Among the entries, which lines carry the string "Dynamic"? Copy each of them.

>>

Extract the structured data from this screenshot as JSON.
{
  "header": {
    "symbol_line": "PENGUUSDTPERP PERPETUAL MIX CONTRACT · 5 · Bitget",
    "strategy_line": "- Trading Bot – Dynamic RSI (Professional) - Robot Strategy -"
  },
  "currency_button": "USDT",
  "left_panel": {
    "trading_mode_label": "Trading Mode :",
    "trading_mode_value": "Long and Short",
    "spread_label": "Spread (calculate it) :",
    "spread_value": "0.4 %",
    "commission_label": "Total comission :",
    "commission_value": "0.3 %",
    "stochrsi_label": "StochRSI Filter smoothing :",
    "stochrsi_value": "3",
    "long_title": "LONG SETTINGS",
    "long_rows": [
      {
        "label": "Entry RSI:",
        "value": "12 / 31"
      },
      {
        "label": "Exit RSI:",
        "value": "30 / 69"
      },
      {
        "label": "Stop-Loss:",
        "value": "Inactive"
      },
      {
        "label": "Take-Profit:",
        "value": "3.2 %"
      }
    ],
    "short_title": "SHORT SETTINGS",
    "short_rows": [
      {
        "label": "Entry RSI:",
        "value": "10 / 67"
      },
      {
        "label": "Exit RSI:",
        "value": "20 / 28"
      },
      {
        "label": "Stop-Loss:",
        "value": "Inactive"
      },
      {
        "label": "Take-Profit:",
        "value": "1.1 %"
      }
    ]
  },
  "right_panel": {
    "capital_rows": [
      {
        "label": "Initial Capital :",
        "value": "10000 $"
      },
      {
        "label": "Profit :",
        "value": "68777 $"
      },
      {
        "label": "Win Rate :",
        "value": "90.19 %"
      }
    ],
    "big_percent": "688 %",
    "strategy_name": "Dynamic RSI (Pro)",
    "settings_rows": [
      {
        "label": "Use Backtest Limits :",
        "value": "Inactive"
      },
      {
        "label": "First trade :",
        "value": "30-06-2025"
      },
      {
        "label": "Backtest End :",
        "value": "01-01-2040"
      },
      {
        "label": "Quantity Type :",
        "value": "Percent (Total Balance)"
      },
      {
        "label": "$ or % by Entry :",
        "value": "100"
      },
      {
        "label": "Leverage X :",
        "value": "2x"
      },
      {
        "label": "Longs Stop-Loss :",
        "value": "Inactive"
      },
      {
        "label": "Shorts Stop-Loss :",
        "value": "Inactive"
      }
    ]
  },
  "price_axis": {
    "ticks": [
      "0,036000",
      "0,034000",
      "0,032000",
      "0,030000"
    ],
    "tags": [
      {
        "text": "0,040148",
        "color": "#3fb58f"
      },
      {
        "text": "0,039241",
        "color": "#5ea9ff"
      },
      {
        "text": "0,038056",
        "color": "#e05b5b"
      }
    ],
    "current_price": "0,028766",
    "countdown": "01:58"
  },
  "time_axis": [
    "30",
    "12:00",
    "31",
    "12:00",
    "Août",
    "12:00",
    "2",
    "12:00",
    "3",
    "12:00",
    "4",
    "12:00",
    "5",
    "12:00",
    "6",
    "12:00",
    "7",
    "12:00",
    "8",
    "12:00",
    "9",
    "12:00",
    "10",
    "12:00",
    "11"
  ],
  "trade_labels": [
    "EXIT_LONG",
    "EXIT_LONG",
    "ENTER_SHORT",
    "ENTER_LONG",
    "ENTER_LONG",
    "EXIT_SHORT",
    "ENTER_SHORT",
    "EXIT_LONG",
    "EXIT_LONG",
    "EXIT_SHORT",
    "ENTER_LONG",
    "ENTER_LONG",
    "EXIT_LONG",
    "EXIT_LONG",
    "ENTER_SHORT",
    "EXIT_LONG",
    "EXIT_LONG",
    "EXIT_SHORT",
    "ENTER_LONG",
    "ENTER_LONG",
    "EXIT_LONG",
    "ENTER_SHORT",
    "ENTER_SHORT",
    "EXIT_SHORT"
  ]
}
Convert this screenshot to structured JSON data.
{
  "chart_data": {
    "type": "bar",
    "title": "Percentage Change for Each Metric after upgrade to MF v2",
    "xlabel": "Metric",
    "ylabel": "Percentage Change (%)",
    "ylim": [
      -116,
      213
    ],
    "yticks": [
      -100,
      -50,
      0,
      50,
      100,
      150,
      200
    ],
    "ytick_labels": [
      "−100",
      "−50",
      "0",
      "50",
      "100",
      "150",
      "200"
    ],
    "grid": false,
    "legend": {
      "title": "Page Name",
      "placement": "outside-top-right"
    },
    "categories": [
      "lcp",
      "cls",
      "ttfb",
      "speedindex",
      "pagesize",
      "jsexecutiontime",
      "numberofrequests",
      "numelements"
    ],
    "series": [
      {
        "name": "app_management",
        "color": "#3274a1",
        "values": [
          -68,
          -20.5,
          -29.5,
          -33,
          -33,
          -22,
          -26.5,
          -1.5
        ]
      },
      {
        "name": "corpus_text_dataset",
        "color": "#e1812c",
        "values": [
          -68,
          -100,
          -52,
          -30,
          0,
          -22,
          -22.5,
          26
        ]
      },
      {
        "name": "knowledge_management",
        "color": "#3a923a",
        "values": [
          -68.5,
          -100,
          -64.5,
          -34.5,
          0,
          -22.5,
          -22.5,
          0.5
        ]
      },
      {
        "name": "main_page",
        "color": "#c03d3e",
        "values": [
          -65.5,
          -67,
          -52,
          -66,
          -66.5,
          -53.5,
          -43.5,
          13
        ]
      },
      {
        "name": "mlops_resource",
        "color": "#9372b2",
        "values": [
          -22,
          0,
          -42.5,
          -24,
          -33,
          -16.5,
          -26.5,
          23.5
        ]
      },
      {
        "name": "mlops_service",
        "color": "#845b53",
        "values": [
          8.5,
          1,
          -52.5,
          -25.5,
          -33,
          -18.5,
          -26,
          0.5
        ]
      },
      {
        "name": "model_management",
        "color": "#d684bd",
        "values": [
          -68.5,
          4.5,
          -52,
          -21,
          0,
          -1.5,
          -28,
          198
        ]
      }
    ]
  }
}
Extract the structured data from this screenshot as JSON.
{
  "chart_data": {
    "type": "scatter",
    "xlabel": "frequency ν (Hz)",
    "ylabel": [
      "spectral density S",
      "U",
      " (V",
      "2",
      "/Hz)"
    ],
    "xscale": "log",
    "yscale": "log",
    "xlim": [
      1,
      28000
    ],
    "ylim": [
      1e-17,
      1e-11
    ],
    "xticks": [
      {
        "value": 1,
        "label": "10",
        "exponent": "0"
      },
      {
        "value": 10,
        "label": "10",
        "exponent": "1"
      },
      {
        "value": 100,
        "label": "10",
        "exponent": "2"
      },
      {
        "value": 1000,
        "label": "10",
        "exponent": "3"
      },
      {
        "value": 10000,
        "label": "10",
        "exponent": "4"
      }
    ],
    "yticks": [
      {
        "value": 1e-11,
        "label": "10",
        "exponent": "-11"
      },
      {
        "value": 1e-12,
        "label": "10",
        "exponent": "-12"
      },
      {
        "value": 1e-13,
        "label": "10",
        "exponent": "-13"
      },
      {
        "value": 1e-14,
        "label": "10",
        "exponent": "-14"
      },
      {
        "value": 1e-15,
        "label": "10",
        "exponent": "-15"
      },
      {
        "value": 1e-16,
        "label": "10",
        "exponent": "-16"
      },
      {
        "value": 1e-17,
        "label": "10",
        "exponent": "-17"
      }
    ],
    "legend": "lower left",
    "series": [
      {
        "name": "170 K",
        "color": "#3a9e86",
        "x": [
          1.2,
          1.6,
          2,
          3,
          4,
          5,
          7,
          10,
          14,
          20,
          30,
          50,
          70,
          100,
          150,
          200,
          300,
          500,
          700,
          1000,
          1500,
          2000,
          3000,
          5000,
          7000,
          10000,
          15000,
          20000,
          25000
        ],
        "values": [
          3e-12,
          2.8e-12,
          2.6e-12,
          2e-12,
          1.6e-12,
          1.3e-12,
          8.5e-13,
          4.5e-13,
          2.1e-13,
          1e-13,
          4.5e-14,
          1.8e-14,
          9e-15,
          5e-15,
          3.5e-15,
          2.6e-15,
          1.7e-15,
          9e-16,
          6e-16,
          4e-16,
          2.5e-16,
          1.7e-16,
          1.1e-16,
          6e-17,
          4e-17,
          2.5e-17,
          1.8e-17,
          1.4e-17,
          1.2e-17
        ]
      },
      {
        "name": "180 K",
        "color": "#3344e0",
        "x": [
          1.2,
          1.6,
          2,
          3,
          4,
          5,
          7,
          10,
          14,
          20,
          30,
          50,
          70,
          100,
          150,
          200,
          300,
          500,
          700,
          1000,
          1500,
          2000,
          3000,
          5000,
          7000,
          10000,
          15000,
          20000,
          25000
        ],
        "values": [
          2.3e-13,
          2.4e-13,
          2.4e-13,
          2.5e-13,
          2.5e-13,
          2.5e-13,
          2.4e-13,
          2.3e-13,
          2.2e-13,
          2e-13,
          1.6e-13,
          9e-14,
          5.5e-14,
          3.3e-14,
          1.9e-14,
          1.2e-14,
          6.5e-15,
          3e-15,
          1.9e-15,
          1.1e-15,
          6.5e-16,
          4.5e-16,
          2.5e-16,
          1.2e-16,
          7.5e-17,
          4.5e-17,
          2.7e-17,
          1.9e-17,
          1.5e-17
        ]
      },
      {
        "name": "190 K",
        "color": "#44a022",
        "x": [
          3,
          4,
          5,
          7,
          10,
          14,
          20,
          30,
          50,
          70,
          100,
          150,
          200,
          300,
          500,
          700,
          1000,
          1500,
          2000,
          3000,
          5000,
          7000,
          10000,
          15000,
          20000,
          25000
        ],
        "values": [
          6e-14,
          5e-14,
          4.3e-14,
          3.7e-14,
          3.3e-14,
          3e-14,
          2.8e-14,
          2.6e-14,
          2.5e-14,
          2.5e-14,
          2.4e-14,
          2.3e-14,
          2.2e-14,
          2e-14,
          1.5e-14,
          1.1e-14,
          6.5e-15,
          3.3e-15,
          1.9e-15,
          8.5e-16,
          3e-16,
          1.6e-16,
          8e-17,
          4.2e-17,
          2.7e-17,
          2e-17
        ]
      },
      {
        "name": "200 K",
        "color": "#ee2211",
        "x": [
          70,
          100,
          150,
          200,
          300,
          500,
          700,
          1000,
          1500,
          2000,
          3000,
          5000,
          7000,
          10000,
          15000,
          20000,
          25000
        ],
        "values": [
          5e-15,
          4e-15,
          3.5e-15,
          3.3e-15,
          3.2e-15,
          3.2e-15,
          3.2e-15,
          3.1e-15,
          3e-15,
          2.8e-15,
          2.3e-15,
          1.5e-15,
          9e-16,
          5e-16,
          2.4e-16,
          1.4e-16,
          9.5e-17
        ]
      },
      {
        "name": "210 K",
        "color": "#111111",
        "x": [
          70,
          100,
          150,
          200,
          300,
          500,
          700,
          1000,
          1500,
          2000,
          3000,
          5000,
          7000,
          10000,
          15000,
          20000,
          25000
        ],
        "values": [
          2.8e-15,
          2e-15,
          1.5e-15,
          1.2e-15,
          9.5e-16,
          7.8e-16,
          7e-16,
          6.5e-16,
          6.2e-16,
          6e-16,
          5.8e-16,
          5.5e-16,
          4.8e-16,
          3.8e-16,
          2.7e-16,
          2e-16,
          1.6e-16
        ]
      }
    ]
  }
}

<<

--- Response to the exercise ---
    "strategy_line": "- Trading Bot – Dynamic RSI (Professional) - Robot Strategy -"
    "strategy_name": "Dynamic RSI (Pro)",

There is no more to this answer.